DATA SHOWN START

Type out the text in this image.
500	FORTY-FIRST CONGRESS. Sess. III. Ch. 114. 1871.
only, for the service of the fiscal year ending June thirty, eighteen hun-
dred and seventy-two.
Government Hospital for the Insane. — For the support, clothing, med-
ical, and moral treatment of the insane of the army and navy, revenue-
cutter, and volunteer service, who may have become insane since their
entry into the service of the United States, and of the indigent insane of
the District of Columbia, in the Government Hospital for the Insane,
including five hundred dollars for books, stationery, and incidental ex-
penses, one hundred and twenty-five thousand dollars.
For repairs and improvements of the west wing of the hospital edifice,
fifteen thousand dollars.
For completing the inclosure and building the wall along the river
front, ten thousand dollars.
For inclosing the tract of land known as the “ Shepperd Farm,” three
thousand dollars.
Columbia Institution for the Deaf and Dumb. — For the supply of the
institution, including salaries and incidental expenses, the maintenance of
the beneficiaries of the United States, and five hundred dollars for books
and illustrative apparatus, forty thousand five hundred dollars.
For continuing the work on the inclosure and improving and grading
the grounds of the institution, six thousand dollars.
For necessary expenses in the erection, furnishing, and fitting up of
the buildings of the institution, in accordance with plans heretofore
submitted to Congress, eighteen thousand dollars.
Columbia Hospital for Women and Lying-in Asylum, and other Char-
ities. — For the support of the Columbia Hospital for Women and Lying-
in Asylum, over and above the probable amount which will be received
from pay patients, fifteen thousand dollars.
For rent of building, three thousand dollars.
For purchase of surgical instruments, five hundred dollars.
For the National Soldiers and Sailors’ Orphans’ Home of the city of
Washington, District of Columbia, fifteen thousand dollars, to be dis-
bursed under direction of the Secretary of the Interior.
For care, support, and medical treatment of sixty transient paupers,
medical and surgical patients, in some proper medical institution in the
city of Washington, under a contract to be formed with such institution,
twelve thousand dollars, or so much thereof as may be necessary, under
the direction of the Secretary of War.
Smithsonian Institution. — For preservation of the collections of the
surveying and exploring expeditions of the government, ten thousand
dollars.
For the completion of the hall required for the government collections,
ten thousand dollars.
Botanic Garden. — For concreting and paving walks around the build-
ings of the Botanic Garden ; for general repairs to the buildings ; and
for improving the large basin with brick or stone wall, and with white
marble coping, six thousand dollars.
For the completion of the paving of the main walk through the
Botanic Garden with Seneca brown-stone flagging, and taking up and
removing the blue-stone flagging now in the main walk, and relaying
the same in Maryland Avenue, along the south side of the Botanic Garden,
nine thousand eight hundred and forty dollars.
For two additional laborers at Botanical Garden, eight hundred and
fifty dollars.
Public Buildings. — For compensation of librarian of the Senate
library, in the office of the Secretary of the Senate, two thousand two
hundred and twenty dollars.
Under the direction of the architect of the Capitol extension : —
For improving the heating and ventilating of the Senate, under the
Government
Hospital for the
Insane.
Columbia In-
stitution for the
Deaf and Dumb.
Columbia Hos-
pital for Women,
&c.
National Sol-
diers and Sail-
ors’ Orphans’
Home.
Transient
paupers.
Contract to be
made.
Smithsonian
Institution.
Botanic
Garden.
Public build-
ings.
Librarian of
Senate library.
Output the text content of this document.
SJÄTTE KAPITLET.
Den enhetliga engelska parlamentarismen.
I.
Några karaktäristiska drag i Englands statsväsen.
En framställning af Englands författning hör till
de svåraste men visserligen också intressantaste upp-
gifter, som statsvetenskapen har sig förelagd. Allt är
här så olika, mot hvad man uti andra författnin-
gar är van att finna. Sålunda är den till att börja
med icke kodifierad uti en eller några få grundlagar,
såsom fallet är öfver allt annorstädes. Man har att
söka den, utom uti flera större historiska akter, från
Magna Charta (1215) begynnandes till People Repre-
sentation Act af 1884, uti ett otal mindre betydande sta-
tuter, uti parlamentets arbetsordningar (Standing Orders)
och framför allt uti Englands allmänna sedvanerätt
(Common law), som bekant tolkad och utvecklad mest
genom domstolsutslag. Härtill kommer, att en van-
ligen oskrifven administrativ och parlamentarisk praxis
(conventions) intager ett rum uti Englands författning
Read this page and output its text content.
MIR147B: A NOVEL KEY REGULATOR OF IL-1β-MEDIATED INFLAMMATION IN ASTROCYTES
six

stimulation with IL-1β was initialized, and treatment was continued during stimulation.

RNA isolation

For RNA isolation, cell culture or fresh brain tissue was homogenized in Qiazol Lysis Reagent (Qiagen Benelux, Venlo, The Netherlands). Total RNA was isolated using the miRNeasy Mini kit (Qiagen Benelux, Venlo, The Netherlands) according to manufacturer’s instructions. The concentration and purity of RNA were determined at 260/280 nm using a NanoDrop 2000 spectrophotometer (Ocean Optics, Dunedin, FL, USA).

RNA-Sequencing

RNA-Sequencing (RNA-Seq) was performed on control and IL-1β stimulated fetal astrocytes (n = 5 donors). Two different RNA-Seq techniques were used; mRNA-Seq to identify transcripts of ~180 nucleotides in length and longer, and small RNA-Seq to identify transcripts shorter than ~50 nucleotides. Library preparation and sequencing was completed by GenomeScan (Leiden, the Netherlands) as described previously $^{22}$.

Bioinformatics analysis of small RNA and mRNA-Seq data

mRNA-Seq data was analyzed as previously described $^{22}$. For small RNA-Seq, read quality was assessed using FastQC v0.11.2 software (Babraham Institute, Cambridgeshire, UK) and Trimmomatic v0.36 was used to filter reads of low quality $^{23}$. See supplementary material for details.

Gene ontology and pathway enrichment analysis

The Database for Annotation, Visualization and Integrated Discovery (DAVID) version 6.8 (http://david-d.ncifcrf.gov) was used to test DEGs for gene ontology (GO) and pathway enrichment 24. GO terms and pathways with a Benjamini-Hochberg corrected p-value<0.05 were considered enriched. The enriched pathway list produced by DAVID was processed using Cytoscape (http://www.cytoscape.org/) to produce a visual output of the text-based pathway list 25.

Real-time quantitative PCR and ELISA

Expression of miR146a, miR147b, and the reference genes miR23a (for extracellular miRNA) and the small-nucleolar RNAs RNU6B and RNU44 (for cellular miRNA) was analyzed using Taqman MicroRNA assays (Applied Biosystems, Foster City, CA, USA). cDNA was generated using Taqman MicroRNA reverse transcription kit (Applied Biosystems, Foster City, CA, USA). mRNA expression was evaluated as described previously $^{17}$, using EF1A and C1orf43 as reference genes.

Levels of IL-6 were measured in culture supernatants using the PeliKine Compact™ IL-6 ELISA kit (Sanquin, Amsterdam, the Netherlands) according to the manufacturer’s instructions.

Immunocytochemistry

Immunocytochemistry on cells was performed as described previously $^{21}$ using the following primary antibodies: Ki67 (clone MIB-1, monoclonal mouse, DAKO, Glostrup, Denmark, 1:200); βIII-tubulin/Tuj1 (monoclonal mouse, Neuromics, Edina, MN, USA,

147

DATA SHOWN END

> TASK BRIEF
If a line in the entries above has the word "wall", copy it.

> FINISHED EXERCISE
For completing the inclosure and building the wall along the river
for improving the large basin with brick or stone wall, and with white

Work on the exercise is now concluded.